Problem statement:
Pick out the lines below that include the string "JSON".

--- Begin ---

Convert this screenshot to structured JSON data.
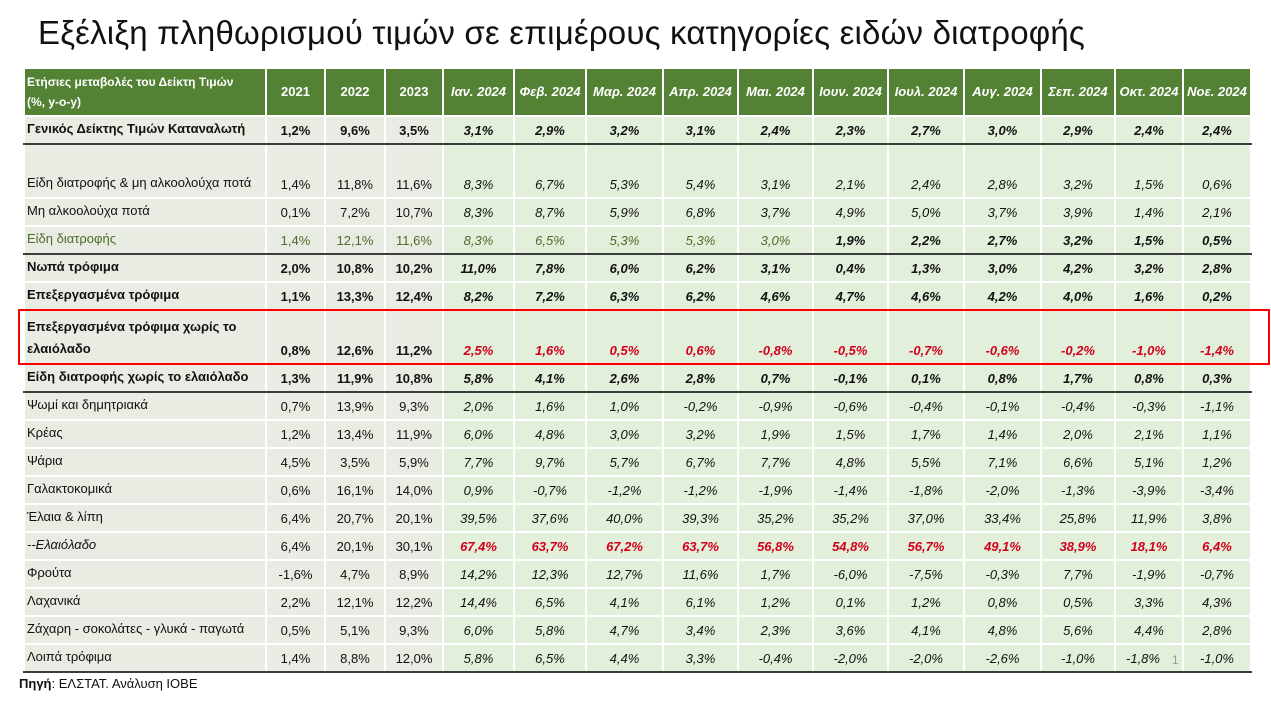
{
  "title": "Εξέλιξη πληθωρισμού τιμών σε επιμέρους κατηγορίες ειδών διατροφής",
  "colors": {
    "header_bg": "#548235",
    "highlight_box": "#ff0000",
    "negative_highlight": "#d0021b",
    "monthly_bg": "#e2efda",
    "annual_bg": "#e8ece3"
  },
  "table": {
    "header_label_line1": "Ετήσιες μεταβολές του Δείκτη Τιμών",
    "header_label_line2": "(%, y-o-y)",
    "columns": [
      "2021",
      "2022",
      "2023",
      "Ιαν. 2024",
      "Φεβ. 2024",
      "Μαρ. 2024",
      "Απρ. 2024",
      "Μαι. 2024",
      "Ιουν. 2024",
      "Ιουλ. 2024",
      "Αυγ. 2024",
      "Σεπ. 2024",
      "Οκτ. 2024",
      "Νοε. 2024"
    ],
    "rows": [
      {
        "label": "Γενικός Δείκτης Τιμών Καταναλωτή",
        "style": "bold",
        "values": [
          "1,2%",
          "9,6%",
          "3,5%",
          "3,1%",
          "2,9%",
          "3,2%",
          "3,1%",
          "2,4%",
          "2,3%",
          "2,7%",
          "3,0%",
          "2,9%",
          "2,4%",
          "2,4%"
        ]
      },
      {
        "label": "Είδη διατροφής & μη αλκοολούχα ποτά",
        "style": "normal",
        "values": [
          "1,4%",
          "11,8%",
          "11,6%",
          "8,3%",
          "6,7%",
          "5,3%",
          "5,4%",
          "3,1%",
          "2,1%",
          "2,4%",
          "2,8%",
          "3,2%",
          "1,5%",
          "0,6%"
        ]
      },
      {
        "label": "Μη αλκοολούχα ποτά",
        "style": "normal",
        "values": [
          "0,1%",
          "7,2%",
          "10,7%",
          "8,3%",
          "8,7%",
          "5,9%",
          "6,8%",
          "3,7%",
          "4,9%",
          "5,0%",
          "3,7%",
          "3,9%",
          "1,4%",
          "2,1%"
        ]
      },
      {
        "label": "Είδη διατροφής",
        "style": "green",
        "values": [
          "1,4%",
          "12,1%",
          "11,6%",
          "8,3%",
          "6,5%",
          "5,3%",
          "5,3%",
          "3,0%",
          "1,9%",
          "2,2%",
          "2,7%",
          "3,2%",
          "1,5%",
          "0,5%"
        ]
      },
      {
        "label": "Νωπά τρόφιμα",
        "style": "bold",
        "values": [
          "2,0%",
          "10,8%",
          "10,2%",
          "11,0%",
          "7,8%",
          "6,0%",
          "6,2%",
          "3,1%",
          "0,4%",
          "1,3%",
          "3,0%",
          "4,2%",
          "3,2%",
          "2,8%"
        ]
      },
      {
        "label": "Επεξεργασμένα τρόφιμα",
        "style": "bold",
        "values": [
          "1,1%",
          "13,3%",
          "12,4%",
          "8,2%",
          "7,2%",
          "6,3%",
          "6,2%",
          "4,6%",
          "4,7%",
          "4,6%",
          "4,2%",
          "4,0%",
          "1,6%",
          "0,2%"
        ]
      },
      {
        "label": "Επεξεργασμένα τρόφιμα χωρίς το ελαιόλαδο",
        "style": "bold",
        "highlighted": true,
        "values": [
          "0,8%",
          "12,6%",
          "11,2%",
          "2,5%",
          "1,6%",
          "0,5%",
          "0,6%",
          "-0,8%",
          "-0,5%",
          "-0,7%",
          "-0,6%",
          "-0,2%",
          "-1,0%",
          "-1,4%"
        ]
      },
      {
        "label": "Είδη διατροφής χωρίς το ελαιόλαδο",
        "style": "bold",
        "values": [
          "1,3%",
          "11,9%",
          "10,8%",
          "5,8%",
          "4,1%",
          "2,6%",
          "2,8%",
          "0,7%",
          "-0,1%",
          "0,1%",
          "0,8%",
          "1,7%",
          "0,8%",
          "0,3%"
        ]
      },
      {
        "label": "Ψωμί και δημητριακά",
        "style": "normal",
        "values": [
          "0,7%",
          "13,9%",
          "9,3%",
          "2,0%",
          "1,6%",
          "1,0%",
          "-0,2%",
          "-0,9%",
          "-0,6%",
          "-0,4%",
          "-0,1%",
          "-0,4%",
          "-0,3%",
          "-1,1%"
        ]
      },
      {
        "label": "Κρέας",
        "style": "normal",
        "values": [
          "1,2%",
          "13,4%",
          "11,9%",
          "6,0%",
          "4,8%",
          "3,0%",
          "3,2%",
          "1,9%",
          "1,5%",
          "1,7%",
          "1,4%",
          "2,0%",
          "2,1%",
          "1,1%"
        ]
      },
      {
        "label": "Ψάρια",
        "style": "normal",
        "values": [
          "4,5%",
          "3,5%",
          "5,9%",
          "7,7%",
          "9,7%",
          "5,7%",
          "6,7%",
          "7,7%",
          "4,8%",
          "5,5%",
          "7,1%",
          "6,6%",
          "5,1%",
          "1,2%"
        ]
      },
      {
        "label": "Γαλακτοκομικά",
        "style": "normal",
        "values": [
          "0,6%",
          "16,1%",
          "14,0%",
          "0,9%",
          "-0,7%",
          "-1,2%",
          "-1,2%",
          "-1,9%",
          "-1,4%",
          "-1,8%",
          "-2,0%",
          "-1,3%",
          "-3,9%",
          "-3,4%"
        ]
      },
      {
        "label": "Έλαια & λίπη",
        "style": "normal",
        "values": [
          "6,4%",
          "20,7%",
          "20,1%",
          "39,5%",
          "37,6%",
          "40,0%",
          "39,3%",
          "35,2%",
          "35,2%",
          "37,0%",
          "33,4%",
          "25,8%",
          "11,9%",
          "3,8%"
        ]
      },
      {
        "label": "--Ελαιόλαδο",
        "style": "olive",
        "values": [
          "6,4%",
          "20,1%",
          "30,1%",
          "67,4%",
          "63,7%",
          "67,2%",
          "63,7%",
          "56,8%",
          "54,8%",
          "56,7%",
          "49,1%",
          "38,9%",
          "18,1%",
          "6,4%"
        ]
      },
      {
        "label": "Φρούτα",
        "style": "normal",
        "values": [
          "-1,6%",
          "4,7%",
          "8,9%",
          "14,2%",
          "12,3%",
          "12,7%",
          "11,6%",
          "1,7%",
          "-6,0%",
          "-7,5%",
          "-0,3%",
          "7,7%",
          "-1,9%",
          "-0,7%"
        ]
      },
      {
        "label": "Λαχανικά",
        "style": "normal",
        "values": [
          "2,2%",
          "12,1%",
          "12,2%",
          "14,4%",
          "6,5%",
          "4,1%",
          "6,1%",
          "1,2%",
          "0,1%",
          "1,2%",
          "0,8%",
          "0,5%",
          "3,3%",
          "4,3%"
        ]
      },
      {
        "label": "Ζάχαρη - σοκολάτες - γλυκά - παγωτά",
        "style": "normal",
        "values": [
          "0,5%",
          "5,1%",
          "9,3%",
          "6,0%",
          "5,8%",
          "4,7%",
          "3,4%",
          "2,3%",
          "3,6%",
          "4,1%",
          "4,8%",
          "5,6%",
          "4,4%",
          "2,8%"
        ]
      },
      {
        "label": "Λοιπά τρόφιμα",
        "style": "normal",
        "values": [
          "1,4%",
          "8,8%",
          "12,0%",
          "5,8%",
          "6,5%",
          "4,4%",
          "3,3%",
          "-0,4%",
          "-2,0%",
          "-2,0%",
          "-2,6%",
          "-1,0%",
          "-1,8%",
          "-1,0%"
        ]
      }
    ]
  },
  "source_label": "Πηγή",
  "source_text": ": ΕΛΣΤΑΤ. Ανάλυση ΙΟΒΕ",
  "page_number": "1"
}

--- End ---
--- Begin ---

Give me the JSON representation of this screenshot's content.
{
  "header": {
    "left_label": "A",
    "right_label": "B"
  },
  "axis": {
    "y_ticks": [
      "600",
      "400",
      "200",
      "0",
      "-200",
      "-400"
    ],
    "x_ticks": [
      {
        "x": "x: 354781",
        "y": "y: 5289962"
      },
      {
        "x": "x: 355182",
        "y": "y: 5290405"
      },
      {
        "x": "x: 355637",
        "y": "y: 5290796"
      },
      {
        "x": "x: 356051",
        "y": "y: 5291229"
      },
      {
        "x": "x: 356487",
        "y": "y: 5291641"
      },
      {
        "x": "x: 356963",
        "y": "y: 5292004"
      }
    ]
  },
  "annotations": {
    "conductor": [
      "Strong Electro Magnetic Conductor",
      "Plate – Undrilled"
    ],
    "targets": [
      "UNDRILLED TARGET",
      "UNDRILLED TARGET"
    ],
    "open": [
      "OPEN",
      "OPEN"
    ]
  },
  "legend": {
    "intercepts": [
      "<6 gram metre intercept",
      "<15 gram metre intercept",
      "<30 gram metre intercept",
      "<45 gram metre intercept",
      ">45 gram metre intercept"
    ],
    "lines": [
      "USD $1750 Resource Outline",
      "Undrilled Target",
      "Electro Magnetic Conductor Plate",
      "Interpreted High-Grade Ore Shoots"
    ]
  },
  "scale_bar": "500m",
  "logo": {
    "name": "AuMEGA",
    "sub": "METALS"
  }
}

--- End ---
--- Begin ---

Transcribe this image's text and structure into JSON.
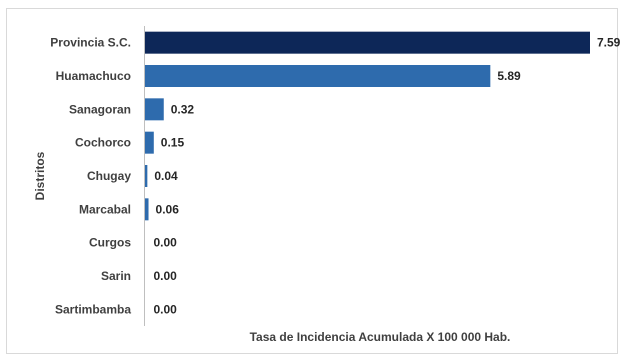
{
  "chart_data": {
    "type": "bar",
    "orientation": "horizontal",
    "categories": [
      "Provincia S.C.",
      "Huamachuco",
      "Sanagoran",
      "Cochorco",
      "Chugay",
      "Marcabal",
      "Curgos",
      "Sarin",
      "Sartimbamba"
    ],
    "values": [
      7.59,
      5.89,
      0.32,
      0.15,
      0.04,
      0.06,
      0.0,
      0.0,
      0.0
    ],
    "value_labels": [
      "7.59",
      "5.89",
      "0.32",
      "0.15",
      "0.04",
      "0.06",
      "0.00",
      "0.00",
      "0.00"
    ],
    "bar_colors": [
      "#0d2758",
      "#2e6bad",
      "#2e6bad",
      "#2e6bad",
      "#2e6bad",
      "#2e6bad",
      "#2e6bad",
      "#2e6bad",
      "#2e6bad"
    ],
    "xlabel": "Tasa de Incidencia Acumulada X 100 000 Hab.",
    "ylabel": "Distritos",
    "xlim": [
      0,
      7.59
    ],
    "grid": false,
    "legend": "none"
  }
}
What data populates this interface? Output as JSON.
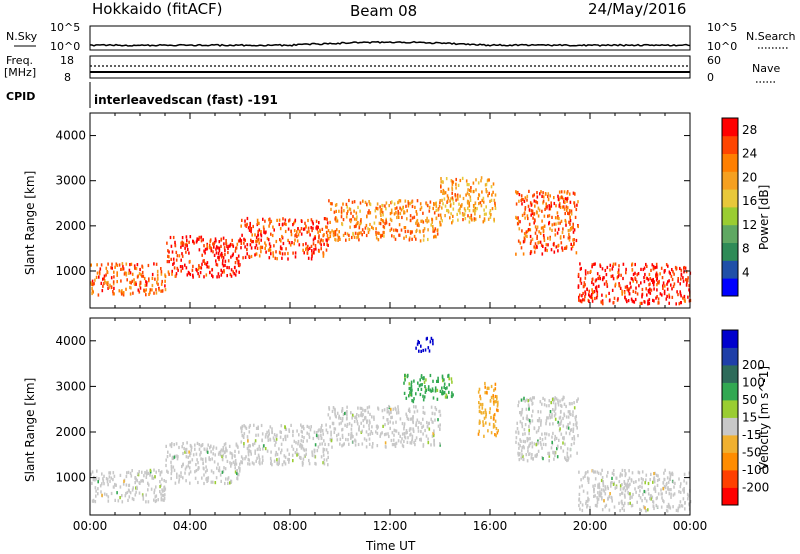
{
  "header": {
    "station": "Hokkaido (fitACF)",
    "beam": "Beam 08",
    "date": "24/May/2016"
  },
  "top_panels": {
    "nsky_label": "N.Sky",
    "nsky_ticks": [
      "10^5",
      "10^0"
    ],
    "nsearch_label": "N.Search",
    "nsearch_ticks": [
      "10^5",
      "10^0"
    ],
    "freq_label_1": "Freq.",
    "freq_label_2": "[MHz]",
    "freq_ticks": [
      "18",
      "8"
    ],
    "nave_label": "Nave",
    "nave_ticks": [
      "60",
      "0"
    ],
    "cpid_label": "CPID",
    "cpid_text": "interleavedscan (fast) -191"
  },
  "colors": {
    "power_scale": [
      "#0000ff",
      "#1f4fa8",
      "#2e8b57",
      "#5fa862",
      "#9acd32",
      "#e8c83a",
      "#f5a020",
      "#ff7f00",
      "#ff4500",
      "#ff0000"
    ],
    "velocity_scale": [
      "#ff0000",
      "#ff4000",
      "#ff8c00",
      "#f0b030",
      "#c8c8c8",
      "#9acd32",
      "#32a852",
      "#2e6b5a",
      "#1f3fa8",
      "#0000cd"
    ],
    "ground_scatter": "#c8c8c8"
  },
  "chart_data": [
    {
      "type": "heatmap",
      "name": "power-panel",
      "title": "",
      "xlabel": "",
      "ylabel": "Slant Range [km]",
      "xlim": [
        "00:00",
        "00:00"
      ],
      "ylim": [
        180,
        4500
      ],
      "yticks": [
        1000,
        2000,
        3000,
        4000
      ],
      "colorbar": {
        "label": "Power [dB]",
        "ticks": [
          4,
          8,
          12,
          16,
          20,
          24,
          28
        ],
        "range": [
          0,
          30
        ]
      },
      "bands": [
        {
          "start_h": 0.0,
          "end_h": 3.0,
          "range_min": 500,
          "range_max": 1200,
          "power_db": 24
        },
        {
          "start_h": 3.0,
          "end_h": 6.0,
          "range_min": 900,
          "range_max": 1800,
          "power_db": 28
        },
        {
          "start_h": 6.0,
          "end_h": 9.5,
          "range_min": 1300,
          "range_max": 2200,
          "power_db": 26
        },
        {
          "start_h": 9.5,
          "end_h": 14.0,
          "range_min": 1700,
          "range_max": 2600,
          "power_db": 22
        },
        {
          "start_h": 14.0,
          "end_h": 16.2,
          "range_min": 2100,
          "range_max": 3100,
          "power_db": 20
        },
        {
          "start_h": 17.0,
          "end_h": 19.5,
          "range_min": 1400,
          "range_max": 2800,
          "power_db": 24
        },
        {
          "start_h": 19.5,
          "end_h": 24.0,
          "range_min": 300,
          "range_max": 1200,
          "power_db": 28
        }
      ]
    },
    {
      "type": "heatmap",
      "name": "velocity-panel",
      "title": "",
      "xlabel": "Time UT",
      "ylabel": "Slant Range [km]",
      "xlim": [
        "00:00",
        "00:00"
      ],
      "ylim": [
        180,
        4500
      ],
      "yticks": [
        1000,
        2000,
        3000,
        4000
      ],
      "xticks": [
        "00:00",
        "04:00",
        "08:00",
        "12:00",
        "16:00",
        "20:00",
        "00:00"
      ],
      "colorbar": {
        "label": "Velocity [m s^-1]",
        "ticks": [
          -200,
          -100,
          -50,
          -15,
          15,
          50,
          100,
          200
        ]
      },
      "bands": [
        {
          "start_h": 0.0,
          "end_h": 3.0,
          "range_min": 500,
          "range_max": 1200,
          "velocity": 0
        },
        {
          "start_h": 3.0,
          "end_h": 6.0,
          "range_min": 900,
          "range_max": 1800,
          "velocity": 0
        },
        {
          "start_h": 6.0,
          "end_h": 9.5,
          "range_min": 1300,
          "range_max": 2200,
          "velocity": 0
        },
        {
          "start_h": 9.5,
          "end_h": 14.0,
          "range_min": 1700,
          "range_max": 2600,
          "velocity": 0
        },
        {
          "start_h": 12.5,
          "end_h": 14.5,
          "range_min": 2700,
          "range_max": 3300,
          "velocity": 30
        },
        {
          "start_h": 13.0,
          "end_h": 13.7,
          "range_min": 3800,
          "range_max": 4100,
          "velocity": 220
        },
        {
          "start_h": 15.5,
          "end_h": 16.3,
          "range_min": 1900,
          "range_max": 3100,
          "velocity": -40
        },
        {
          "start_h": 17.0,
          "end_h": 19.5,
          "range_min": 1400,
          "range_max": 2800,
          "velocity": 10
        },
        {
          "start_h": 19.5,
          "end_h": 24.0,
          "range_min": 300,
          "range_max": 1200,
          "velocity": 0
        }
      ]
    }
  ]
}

--- End ---

Answer in full:
Convert this screenshot to structured JSON data.
Give me the JSON representation of this screenshot's content.
Transcribe this image's text and structure into JSON.
What data populates this interface? Output as JSON.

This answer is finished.